● STATED GOAL: Each line that holds the word "要围多少米的篱笆" counts once; give the total number of such lines and nothing else.

● ENTRIES SUPPLIED:

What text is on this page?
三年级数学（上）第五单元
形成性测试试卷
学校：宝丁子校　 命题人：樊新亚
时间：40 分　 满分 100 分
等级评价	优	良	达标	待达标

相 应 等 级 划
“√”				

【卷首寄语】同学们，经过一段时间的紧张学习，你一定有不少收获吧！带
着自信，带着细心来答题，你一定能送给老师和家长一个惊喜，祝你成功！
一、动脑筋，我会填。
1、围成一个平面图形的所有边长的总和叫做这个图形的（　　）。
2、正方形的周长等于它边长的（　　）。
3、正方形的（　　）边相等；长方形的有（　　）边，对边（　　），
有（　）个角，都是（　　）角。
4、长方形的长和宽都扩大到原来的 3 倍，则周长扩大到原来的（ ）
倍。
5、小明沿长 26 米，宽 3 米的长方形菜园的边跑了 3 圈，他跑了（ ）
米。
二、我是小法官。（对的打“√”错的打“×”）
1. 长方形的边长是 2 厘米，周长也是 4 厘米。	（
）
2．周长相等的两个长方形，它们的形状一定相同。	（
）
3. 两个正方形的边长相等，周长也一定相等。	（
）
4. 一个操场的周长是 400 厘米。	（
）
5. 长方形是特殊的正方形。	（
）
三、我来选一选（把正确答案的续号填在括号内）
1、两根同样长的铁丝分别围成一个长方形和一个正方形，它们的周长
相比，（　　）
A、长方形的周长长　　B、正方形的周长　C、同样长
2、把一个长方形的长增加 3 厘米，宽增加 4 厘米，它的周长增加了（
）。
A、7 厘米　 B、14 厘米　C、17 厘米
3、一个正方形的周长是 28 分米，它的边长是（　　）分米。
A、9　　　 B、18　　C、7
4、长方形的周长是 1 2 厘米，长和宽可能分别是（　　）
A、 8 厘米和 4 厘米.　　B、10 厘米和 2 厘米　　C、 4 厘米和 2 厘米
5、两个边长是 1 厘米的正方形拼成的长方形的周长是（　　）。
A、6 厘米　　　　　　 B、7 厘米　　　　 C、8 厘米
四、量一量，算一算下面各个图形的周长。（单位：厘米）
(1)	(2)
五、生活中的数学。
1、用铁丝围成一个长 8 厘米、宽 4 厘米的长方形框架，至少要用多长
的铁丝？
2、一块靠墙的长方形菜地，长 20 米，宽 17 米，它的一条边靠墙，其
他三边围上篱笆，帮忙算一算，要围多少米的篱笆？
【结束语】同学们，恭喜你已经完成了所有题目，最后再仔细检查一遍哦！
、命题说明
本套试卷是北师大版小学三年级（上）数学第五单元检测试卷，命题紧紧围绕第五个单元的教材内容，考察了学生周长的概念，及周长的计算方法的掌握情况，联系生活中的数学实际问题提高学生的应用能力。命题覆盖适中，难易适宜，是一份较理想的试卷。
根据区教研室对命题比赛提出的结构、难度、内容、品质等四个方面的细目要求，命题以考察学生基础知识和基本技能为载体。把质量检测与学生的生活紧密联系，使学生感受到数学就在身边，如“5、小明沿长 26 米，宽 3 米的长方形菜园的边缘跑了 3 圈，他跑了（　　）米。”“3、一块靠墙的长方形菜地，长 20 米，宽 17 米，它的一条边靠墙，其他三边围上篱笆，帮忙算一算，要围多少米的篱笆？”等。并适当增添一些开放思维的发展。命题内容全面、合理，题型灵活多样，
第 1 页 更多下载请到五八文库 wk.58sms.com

● REPLY: 2